== Data section

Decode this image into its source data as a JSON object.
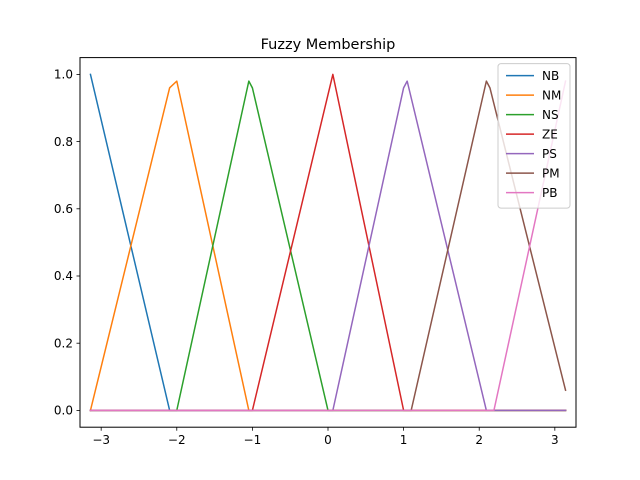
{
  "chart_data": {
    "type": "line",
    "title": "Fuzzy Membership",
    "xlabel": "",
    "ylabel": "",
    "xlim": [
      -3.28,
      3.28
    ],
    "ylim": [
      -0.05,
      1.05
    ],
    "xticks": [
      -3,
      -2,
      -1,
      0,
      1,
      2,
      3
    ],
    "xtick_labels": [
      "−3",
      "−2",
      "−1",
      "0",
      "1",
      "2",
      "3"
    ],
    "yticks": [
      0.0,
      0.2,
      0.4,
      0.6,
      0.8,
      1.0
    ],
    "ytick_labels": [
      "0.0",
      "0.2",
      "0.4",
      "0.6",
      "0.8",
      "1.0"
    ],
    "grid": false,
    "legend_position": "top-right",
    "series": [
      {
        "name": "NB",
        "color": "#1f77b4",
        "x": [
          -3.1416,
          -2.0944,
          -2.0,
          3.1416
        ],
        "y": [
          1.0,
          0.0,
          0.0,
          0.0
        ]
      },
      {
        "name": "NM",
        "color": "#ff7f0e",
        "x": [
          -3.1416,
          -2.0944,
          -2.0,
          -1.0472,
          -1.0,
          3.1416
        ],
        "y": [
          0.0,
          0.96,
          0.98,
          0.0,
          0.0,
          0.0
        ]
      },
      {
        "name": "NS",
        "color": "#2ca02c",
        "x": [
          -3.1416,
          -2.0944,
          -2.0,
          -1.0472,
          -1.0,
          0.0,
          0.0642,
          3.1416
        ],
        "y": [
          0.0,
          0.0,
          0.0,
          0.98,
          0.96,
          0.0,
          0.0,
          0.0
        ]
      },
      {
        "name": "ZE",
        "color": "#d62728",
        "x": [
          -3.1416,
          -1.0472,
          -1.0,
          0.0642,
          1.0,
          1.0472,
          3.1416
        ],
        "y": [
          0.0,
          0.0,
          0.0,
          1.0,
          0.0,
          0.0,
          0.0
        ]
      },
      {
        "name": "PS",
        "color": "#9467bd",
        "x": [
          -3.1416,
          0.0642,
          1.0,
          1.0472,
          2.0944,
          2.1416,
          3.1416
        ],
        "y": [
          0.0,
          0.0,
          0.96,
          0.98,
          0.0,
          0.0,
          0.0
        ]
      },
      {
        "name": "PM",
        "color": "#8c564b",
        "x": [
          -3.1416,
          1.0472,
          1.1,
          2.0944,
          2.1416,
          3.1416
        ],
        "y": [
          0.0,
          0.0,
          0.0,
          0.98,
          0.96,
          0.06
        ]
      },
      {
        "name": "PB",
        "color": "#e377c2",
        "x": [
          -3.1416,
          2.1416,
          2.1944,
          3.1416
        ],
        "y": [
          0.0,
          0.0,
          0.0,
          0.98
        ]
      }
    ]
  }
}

====
== Data section

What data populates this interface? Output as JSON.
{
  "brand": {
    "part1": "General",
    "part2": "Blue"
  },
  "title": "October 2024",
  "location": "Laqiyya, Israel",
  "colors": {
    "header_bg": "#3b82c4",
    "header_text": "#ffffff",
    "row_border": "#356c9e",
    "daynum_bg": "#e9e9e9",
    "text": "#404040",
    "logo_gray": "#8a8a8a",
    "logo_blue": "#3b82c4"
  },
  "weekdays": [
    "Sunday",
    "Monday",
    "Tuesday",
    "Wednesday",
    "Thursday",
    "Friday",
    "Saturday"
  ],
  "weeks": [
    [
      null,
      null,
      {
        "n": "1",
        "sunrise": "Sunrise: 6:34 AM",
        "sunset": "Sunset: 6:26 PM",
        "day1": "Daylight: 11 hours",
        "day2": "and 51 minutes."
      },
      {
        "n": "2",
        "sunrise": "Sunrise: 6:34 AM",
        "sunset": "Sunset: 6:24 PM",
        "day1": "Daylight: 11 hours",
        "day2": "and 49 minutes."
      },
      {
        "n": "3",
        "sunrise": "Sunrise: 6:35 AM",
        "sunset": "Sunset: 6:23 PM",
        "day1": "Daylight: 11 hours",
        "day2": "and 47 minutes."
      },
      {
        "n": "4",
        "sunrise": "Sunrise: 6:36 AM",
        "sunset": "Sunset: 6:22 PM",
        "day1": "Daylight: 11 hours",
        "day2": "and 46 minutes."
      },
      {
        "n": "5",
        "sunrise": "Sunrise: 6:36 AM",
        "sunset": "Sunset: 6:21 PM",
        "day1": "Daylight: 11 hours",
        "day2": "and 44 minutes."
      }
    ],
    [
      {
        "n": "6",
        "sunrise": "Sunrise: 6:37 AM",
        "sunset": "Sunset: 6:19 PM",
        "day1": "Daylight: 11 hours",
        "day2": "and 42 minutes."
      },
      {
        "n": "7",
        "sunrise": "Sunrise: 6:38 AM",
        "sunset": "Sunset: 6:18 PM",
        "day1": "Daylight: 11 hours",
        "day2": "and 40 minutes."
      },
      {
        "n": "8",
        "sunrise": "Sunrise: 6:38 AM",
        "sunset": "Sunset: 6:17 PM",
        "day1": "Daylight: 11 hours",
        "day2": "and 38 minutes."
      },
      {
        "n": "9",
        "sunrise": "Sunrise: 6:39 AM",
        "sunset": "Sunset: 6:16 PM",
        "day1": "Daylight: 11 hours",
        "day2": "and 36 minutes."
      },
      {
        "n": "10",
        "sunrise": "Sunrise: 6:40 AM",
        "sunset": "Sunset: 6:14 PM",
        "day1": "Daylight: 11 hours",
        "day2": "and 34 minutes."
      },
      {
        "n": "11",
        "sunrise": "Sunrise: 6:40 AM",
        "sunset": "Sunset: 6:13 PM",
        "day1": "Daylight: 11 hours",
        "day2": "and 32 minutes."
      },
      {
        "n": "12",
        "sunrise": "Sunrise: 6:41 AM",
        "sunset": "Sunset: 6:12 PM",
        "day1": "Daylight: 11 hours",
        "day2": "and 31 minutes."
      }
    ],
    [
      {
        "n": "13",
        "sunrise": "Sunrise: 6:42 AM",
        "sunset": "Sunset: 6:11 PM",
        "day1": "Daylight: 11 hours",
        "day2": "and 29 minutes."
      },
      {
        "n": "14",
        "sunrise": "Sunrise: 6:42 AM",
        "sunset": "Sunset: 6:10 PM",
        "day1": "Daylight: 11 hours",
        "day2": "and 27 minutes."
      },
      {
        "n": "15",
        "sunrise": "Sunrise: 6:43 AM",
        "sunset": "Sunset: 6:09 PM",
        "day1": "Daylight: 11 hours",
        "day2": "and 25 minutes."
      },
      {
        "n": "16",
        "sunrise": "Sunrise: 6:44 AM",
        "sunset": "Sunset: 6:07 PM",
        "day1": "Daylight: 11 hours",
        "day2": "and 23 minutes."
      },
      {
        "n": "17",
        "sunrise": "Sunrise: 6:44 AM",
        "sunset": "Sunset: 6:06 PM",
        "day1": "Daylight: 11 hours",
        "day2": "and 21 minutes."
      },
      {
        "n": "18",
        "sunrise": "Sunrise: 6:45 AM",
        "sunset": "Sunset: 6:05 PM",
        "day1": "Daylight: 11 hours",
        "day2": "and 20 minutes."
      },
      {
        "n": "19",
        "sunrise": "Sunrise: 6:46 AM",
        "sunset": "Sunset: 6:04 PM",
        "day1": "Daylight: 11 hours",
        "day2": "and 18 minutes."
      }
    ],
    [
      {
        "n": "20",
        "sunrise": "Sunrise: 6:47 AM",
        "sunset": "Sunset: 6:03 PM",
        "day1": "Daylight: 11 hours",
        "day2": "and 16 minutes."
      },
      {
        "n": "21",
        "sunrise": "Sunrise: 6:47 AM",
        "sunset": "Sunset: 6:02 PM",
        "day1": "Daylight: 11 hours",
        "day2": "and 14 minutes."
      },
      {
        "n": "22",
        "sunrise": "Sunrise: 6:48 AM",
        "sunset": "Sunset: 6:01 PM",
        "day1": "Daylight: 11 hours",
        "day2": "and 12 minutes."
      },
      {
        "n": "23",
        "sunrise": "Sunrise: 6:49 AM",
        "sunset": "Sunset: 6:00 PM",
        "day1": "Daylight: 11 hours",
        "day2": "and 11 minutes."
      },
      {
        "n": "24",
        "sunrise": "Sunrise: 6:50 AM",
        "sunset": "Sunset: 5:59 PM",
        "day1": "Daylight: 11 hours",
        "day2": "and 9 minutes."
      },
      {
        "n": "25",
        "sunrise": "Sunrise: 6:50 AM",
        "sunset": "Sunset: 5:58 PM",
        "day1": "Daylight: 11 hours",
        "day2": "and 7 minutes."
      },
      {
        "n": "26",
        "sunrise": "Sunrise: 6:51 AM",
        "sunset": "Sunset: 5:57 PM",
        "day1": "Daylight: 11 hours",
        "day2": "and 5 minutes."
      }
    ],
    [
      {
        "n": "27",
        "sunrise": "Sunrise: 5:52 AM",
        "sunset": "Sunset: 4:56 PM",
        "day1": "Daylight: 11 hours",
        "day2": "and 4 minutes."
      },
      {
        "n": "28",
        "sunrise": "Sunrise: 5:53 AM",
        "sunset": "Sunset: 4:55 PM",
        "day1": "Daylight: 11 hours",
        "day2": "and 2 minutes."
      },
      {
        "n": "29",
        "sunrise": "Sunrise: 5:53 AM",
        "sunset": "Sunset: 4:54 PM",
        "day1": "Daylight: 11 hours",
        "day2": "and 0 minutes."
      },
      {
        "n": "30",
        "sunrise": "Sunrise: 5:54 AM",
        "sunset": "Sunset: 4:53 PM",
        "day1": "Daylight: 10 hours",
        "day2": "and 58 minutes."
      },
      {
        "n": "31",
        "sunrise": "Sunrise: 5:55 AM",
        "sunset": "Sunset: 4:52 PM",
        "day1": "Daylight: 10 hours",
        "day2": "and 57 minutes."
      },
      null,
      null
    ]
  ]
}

====
== Data section

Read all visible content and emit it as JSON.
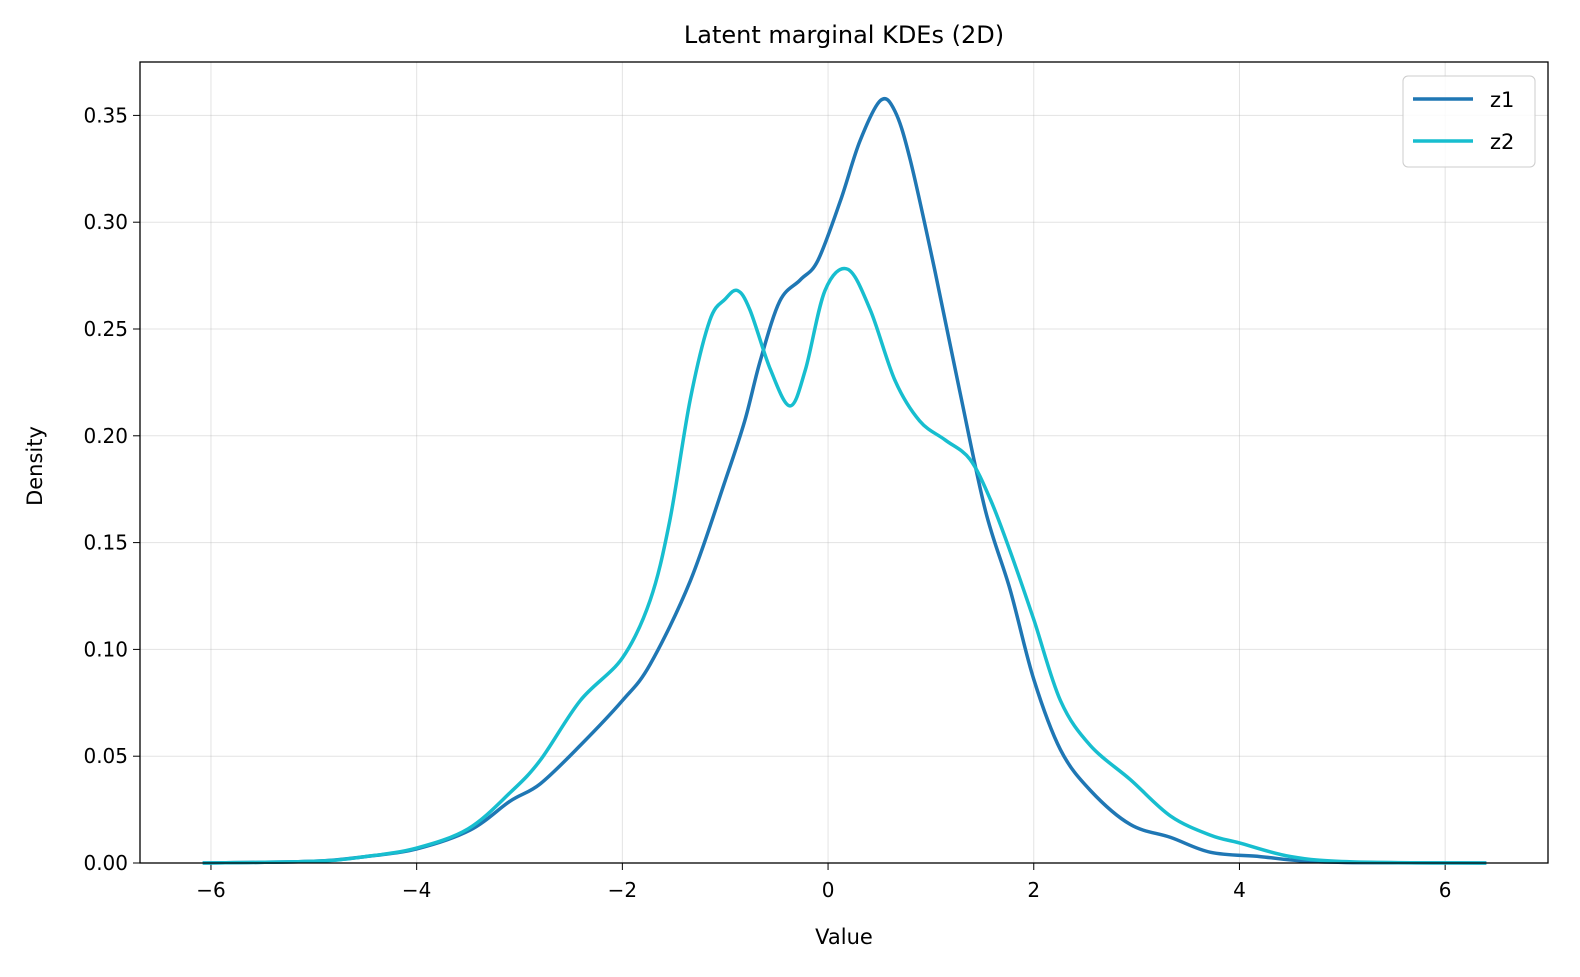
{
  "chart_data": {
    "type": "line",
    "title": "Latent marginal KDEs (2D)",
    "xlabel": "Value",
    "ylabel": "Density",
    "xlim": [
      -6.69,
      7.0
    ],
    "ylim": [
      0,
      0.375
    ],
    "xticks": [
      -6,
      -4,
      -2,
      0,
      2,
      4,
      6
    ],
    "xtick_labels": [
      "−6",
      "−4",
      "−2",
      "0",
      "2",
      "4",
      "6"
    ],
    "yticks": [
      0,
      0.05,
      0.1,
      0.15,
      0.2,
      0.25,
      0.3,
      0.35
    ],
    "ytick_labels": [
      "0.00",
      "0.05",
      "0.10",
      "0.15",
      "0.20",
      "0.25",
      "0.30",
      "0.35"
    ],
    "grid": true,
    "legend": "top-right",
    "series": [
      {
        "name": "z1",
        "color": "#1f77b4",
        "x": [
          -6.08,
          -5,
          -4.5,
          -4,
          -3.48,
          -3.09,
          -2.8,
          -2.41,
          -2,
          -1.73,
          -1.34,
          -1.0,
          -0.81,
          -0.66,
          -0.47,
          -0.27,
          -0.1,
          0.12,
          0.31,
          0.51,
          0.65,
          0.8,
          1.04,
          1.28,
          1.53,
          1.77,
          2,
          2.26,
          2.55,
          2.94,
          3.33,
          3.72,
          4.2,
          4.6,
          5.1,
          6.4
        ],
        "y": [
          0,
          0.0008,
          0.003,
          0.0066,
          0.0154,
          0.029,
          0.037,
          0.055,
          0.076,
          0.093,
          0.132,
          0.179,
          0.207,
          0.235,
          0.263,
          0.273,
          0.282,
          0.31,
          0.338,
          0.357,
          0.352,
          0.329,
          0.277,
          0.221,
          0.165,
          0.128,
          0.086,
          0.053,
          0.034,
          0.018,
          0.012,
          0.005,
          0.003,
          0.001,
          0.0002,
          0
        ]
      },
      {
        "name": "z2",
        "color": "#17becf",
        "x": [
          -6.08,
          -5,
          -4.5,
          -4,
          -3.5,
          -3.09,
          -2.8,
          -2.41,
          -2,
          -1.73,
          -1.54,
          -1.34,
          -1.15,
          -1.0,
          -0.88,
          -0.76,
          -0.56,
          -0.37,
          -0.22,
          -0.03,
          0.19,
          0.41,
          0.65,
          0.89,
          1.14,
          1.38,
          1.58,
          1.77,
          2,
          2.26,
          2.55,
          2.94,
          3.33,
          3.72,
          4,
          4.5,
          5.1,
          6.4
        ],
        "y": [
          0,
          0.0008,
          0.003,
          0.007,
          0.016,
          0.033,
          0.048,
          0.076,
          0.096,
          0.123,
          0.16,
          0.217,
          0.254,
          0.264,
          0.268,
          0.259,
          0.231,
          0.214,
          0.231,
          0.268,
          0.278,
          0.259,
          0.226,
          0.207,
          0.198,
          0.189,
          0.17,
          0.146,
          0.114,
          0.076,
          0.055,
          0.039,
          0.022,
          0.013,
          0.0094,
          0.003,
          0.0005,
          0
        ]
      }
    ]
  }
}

====

#### [Work to complete]
Show the lines where the word "this" appears in the entries.

#### [Result of the task]
Decode this image into its source data as a JSON object.
What data populates this interface? Output as JSON.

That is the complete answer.